- Do this
Each entry needs to be restated exactly as written.

- Provided data
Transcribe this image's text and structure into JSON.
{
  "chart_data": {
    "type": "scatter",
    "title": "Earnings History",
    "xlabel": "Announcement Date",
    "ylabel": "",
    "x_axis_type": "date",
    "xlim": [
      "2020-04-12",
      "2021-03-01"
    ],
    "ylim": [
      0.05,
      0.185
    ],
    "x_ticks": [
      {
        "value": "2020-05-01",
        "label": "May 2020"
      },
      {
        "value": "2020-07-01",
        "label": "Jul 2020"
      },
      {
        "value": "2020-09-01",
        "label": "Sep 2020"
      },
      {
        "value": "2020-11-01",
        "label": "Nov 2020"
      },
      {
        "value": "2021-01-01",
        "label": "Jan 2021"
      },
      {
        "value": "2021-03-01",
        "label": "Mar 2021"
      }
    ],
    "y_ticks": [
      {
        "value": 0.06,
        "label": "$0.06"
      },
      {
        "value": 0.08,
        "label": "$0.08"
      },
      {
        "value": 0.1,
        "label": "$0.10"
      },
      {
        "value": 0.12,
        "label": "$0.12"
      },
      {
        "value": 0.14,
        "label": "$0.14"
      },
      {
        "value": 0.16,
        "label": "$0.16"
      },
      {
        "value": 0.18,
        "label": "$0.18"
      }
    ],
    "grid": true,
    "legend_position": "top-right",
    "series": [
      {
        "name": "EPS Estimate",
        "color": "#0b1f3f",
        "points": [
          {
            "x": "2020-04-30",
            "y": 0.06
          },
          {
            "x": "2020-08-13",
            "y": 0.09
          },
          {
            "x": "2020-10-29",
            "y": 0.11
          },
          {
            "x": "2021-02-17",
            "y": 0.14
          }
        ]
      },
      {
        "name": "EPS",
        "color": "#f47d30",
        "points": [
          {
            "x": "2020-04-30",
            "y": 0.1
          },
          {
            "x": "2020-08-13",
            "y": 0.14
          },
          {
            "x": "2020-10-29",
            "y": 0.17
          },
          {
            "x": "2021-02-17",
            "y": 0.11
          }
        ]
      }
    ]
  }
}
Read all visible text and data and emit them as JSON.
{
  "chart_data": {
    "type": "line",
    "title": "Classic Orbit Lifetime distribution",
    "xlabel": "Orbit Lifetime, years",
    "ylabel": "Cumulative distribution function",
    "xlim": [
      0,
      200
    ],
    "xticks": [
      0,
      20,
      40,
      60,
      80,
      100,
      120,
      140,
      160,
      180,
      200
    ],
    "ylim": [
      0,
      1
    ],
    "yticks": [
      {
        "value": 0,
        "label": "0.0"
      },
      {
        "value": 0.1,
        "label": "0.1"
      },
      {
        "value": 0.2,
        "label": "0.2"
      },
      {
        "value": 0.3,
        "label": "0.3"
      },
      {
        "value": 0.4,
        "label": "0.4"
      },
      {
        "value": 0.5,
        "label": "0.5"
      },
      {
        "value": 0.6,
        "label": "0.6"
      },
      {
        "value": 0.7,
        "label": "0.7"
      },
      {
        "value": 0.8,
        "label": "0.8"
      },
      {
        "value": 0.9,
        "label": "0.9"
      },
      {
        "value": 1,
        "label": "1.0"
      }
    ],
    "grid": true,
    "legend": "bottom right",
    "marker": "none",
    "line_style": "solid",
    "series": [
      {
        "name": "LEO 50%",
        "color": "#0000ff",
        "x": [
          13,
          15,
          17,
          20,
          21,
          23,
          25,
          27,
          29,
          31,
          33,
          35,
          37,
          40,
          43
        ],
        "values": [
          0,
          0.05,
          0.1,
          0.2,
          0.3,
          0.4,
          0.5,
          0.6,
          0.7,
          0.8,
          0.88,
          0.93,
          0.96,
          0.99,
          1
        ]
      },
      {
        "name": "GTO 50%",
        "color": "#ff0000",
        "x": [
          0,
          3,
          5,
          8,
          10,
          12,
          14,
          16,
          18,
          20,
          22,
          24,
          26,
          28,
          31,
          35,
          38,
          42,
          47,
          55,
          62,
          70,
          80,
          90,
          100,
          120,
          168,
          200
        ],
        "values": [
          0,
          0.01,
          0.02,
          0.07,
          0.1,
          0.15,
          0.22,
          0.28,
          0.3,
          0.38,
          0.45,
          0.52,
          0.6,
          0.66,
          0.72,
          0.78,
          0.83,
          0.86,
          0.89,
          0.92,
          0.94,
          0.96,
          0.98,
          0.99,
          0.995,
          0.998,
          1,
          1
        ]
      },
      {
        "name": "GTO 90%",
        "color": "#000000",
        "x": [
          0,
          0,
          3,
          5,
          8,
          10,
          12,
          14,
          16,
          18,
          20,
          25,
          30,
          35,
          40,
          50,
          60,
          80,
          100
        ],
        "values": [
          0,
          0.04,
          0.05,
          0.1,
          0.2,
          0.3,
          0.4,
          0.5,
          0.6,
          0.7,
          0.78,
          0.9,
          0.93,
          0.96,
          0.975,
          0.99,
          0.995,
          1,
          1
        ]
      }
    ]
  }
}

- Exercise answer
Transcribe this image's text and structure into JSON.
{
  "chart_data": {
    "type": "scatter",
    "title": "Earnings History",
    "xlabel": "Announcement Date",
    "ylabel": "",
    "x_axis_type": "date",
    "xlim": [
      "2020-04-12",
      "2021-03-01"
    ],
    "ylim": [
      0.05,
      0.185
    ],
    "x_ticks": [
      {
        "value": "2020-05-01",
        "label": "May 2020"
      },
      {
        "value": "2020-07-01",
        "label": "Jul 2020"
      },
      {
        "value": "2020-09-01",
        "label": "Sep 2020"
      },
      {
        "value": "2020-11-01",
        "label": "Nov 2020"
      },
      {
        "value": "2021-01-01",
        "label": "Jan 2021"
      },
      {
        "value": "2021-03-01",
        "label": "Mar 2021"
      }
    ],
    "y_ticks": [
      {
        "value": 0.06,
        "label": "$0.06"
      },
      {
        "value": 0.08,
        "label": "$0.08"
      },
      {
        "value": 0.1,
        "label": "$0.10"
      },
      {
        "value": 0.12,
        "label": "$0.12"
      },
      {
        "value": 0.14,
        "label": "$0.14"
      },
      {
        "value": 0.16,
        "label": "$0.16"
      },
      {
        "value": 0.18,
        "label": "$0.18"
      }
    ],
    "grid": true,
    "legend_position": "top-right",
    "series": [
      {
        "name": "EPS Estimate",
        "color": "#0b1f3f",
        "points": [
          {
            "x": "2020-04-30",
            "y": 0.06
          },
          {
            "x": "2020-08-13",
            "y": 0.09
          },
          {
            "x": "2020-10-29",
            "y": 0.11
          },
          {
            "x": "2021-02-17",
            "y": 0.14
          }
        ]
      },
      {
        "name": "EPS",
        "color": "#f47d30",
        "points": [
          {
            "x": "2020-04-30",
            "y": 0.1
          },
          {
            "x": "2020-08-13",
            "y": 0.14
          },
          {
            "x": "2020-10-29",
            "y": 0.17
          },
          {
            "x": "2021-02-17",
            "y": 0.11
          }
        ]
      }
    ]
  }
}
Read all visible text and data and emit them as JSON.
{
  "chart_data": {
    "type": "line",
    "title": "Classic Orbit Lifetime distribution",
    "xlabel": "Orbit Lifetime, years",
    "ylabel": "Cumulative distribution function",
    "xlim": [
      0,
      200
    ],
    "xticks": [
      0,
      20,
      40,
      60,
      80,
      100,
      120,
      140,
      160,
      180,
      200
    ],
    "ylim": [
      0,
      1
    ],
    "yticks": [
      {
        "value": 0,
        "label": "0.0"
      },
      {
        "value": 0.1,
        "label": "0.1"
      },
      {
        "value": 0.2,
        "label": "0.2"
      },
      {
        "value": 0.3,
        "label": "0.3"
      },
      {
        "value": 0.4,
        "label": "0.4"
      },
      {
        "value": 0.5,
        "label": "0.5"
      },
      {
        "value": 0.6,
        "label": "0.6"
      },
      {
        "value": 0.7,
        "label": "0.7"
      },
      {
        "value": 0.8,
        "label": "0.8"
      },
      {
        "value": 0.9,
        "label": "0.9"
      },
      {
        "value": 1,
        "label": "1.0"
      }
    ],
    "grid": true,
    "legend": "bottom right",
    "marker": "none",
    "line_style": "solid",
    "series": [
      {
        "name": "LEO 50%",
        "color": "#0000ff",
        "x": [
          13,
          15,
          17,
          20,
          21,
          23,
          25,
          27,
          29,
          31,
          33,
          35,
          37,
          40,
          43
        ],
        "values": [
          0,
          0.05,
          0.1,
          0.2,
          0.3,
          0.4,
          0.5,
          0.6,
          0.7,
          0.8,
          0.88,
          0.93,
          0.96,
          0.99,
          1
        ]
      },
      {
        "name": "GTO 50%",
        "color": "#ff0000",
        "x": [
          0,
          3,
          5,
          8,
          10,
          12,
          14,
          16,
          18,
          20,
          22,
          24,
          26,
          28,
          31,
          35,
          38,
          42,
          47,
          55,
          62,
          70,
          80,
          90,
          100,
          120,
          168,
          200
        ],
        "values": [
          0,
          0.01,
          0.02,
          0.07,
          0.1,
          0.15,
          0.22,
          0.28,
          0.3,
          0.38,
          0.45,
          0.52,
          0.6,
          0.66,
          0.72,
          0.78,
          0.83,
          0.86,
          0.89,
          0.92,
          0.94,
          0.96,
          0.98,
          0.99,
          0.995,
          0.998,
          1,
          1
        ]
      },
      {
        "name": "GTO 90%",
        "color": "#000000",
        "x": [
          0,
          0,
          3,
          5,
          8,
          10,
          12,
          14,
          16,
          18,
          20,
          25,
          30,
          35,
          40,
          50,
          60,
          80,
          100
        ],
        "values": [
          0,
          0.04,
          0.05,
          0.1,
          0.2,
          0.3,
          0.4,
          0.5,
          0.6,
          0.7,
          0.78,
          0.9,
          0.93,
          0.96,
          0.975,
          0.99,
          0.995,
          1,
          1
        ]
      }
    ]
  }
}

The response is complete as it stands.